— begin PROVIDED DATA —

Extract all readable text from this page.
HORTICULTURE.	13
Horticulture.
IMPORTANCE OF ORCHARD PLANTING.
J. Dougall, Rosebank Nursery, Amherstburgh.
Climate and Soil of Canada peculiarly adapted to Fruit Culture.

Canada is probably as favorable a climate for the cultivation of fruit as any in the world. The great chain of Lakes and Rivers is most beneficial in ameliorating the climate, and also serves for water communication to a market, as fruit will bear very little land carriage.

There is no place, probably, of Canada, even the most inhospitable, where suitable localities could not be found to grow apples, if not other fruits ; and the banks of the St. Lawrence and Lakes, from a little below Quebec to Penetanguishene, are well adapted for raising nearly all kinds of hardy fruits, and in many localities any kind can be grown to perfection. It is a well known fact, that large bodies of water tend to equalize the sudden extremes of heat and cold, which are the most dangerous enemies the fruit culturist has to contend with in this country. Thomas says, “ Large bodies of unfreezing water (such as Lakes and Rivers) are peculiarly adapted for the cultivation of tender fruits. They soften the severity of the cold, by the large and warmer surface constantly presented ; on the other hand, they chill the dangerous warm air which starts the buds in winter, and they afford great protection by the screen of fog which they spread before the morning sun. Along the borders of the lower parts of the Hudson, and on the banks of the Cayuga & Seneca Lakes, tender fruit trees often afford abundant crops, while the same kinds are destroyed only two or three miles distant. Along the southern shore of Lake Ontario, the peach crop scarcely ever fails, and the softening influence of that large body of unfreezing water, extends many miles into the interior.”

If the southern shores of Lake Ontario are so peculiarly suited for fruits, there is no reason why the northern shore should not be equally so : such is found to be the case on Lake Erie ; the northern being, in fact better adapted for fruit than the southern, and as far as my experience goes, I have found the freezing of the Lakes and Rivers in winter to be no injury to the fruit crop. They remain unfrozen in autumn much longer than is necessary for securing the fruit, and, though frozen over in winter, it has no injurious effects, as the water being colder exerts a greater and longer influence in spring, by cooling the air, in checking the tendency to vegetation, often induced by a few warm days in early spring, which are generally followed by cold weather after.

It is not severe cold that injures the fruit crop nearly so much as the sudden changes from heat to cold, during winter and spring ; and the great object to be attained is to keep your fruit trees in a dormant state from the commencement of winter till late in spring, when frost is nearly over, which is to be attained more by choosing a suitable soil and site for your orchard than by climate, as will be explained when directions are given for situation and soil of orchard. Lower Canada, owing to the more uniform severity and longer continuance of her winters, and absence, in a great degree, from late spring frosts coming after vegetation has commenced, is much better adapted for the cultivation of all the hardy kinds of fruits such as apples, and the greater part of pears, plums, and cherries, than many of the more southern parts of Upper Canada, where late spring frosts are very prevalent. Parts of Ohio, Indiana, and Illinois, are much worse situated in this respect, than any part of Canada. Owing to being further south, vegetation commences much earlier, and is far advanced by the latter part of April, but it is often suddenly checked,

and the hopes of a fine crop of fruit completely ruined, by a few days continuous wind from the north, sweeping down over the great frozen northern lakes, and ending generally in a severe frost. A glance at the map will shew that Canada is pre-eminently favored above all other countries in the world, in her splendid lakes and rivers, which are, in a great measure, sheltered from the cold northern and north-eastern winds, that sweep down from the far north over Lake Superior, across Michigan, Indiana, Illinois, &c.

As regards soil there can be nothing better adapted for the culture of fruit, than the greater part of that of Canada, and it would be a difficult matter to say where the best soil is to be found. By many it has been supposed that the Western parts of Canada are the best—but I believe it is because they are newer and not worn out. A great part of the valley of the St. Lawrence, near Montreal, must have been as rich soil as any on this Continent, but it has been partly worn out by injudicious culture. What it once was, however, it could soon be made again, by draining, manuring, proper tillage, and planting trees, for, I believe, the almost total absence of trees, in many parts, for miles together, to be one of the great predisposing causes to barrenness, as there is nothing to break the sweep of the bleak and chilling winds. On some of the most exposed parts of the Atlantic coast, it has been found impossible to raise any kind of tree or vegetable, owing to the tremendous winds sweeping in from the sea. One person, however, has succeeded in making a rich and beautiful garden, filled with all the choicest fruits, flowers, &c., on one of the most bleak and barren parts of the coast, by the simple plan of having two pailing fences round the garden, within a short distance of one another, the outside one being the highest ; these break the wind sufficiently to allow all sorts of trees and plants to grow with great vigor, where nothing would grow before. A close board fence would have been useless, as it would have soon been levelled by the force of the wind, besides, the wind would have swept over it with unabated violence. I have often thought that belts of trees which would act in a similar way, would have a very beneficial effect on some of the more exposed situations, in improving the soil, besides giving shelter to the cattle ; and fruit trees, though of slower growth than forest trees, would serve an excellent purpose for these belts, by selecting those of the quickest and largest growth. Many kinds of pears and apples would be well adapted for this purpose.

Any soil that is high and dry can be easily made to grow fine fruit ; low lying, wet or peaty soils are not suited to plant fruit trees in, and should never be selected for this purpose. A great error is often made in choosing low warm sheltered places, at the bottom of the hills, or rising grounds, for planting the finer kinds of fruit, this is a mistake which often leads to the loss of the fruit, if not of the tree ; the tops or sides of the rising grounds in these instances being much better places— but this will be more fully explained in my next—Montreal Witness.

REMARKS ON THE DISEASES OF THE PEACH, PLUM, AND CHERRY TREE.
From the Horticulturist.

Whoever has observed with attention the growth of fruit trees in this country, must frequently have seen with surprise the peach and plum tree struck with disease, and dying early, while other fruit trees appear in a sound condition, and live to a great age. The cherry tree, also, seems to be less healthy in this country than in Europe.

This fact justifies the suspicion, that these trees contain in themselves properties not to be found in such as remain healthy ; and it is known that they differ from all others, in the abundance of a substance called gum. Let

— end PROVIDED DATA —

WHAT YOU SHOULD DO -
Write out the data exactly as it stands.

WRITTEN REPLY -
Extract all readable text from this page.
HORTICULTURE.	13
Horticulture.
IMPORTANCE OF ORCHARD PLANTING.
J. Dougall, Rosebank Nursery, Amherstburgh.
Climate and Soil of Canada peculiarly adapted to Fruit Culture.

Canada is probably as favorable a climate for the cultivation of fruit as any in the world. The great chain of Lakes and Rivers is most beneficial in ameliorating the climate, and also serves for water communication to a market, as fruit will bear very little land carriage.

There is no place, probably, of Canada, even the most inhospitable, where suitable localities could not be found to grow apples, if not other fruits ; and the banks of the St. Lawrence and Lakes, from a little below Quebec to Penetanguishene, are well adapted for raising nearly all kinds of hardy fruits, and in many localities any kind can be grown to perfection. It is a well known fact, that large bodies of water tend to equalize the sudden extremes of heat and cold, which are the most dangerous enemies the fruit culturist has to contend with in this country. Thomas says, “ Large bodies of unfreezing water (such as Lakes and Rivers) are peculiarly adapted for the cultivation of tender fruits. They soften the severity of the cold, by the large and warmer surface constantly presented ; on the other hand, they chill the dangerous warm air which starts the buds in winter, and they afford great protection by the screen of fog which they spread before the morning sun. Along the borders of the lower parts of the Hudson, and on the banks of the Cayuga & Seneca Lakes, tender fruit trees often afford abundant crops, while the same kinds are destroyed only two or three miles distant. Along the southern shore of Lake Ontario, the peach crop scarcely ever fails, and the softening influence of that large body of unfreezing water, extends many miles into the interior.”

If the southern shores of Lake Ontario are so peculiarly suited for fruits, there is no reason why the northern shore should not be equally so : such is found to be the case on Lake Erie ; the northern being, in fact better adapted for fruit than the southern, and as far as my experience goes, I have found the freezing of the Lakes and Rivers in winter to be no injury to the fruit crop. They remain unfrozen in autumn much longer than is necessary for securing the fruit, and, though frozen over in winter, it has no injurious effects, as the water being colder exerts a greater and longer influence in spring, by cooling the air, in checking the tendency to vegetation, often induced by a few warm days in early spring, which are generally followed by cold weather after.

It is not severe cold that injures the fruit crop nearly so much as the sudden changes from heat to cold, during winter and spring ; and the great object to be attained is to keep your fruit trees in a dormant state from the commencement of winter till late in spring, when frost is nearly over, which is to be attained more by choosing a suitable soil and site for your orchard than by climate, as will be explained when directions are given for situation and soil of orchard. Lower Canada, owing to the more uniform severity and longer continuance of her winters, and absence, in a great degree, from late spring frosts coming after vegetation has commenced, is much better adapted for the cultivation of all the hardy kinds of fruits such as apples, and the greater part of pears, plums, and cherries, than many of the more southern parts of Upper Canada, where late spring frosts are very prevalent. Parts of Ohio, Indiana, and Illinois, are much worse situated in this respect, than any part of Canada. Owing to being further south, vegetation commences much earlier, and is far advanced by the latter part of April, but it is often suddenly checked,

and the hopes of a fine crop of fruit completely ruined, by a few days continuous wind from the north, sweeping down over the great frozen northern lakes, and ending generally in a severe frost. A glance at the map will shew that Canada is pre-eminently favored above all other countries in the world, in her splendid lakes and rivers, which are, in a great measure, sheltered from the cold northern and north-eastern winds, that sweep down from the far north over Lake Superior, across Michigan, Indiana, Illinois, &c.

As regards soil there can be nothing better adapted for the culture of fruit, than the greater part of that of Canada, and it would be a difficult matter to say where the best soil is to be found. By many it has been supposed that the Western parts of Canada are the best—but I believe it is because they are newer and not worn out. A great part of the valley of the St. Lawrence, near Montreal, must have been as rich soil as any on this Continent, but it has been partly worn out by injudicious culture. What it once was, however, it could soon be made again, by draining, manuring, proper tillage, and planting trees, for, I believe, the almost total absence of trees, in many parts, for miles together, to be one of the great predisposing causes to barrenness, as there is nothing to break the sweep of the bleak and chilling winds. On some of the most exposed parts of the Atlantic coast, it has been found impossible to raise any kind of tree or vegetable, owing to the tremendous winds sweeping in from the sea. One person, however, has succeeded in making a rich and beautiful garden, filled with all the choicest fruits, flowers, &c., on one of the most bleak and barren parts of the coast, by the simple plan of having two pailing fences round the garden, within a short distance of one another, the outside one being the highest ; these break the wind sufficiently to allow all sorts of trees and plants to grow with great vigor, where nothing would grow before. A close board fence would have been useless, as it would have soon been levelled by the force of the wind, besides, the wind would have swept over it with unabated violence. I have often thought that belts of trees which would act in a similar way, would have a very beneficial effect on some of the more exposed situations, in improving the soil, besides giving shelter to the cattle ; and fruit trees, though of slower growth than forest trees, would serve an excellent purpose for these belts, by selecting those of the quickest and largest growth. Many kinds of pears and apples would be well adapted for this purpose.

Any soil that is high and dry can be easily made to grow fine fruit ; low lying, wet or peaty soils are not suited to plant fruit trees in, and should never be selected for this purpose. A great error is often made in choosing low warm sheltered places, at the bottom of the hills, or rising grounds, for planting the finer kinds of fruit, this is a mistake which often leads to the loss of the fruit, if not of the tree ; the tops or sides of the rising grounds in these instances being much better places— but this will be more fully explained in my next—Montreal Witness.

REMARKS ON THE DISEASES OF THE PEACH, PLUM, AND CHERRY TREE.
From the Horticulturist.

Whoever has observed with attention the growth of fruit trees in this country, must frequently have seen with surprise the peach and plum tree struck with disease, and dying early, while other fruit trees appear in a sound condition, and live to a great age. The cherry tree, also, seems to be less healthy in this country than in Europe.

This fact justifies the suspicion, that these trees contain in themselves properties not to be found in such as remain healthy ; and it is known that they differ from all others, in the abundance of a substance called gum. Let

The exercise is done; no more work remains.